### Work to be completed
In the records below, count every line containing "outflows". Reply with the number only.

### Listing
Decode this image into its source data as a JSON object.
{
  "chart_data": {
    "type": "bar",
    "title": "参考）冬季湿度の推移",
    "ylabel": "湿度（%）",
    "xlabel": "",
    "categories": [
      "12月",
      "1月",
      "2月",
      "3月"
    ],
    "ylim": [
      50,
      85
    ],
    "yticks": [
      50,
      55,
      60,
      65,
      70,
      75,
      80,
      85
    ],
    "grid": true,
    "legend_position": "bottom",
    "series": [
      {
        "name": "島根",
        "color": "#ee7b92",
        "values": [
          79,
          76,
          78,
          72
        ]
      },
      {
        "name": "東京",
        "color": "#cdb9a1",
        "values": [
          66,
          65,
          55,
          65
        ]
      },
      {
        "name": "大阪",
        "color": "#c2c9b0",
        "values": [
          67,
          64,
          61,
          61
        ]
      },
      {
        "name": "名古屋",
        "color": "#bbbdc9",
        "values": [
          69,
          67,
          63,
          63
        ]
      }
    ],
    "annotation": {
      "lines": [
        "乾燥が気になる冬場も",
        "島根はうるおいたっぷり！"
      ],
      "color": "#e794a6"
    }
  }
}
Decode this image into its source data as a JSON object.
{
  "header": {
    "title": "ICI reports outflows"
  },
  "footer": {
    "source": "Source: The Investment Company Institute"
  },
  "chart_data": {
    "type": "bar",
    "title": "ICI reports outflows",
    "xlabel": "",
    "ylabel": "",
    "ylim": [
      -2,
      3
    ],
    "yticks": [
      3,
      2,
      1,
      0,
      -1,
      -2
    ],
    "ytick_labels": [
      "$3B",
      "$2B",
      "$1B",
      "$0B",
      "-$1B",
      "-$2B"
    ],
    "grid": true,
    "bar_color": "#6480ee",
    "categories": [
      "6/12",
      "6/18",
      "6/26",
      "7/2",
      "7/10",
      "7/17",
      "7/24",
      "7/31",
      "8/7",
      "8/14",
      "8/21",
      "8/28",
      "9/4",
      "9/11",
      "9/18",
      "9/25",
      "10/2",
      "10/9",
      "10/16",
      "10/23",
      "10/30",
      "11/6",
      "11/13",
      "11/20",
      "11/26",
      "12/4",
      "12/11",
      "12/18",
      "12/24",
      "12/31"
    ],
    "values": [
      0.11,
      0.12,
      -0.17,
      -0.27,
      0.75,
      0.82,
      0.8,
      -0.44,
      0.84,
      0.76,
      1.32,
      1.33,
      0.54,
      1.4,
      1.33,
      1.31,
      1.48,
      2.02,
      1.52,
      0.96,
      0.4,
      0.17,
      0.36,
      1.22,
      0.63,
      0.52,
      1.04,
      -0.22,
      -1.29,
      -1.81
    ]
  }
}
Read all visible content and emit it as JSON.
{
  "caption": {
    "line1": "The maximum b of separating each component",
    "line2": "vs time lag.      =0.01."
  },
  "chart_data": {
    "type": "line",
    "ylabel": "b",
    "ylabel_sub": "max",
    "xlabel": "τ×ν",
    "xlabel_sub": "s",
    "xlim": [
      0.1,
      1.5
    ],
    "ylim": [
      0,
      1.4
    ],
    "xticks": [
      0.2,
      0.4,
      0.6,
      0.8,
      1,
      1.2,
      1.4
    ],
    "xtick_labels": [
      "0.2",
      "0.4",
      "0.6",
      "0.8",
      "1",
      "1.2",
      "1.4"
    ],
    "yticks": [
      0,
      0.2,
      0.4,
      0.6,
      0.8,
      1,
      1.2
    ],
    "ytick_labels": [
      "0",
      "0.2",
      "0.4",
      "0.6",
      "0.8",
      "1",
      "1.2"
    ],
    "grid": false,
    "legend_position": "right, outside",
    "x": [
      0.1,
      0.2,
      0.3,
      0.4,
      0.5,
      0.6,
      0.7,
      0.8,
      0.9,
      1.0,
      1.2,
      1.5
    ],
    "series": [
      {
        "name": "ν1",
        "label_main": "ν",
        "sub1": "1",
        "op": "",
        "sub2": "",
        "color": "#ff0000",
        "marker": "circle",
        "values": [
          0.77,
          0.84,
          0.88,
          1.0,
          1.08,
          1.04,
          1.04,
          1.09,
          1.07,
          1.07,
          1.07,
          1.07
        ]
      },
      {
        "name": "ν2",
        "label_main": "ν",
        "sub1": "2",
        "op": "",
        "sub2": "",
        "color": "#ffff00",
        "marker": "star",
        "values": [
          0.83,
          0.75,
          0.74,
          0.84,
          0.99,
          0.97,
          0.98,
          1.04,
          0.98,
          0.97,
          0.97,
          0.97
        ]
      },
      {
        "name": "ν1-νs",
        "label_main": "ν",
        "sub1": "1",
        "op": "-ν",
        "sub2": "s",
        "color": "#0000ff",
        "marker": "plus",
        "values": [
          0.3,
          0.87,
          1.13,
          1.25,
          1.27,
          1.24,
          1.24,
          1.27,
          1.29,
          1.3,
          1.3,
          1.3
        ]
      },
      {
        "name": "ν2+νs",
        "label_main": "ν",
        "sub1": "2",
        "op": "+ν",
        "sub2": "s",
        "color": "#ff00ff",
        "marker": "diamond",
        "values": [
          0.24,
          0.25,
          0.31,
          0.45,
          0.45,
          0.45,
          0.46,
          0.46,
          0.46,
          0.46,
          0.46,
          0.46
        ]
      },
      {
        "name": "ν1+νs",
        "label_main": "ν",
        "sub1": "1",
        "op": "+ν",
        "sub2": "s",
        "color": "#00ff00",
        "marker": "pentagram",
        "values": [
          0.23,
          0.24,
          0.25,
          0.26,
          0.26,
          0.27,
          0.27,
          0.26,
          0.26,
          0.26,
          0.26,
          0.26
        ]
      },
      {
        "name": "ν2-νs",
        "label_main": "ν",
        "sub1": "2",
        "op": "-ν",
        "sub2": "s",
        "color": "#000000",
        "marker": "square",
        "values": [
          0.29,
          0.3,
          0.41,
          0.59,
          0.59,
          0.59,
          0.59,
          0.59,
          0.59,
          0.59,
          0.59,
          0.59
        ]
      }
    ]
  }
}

### Exercise response
2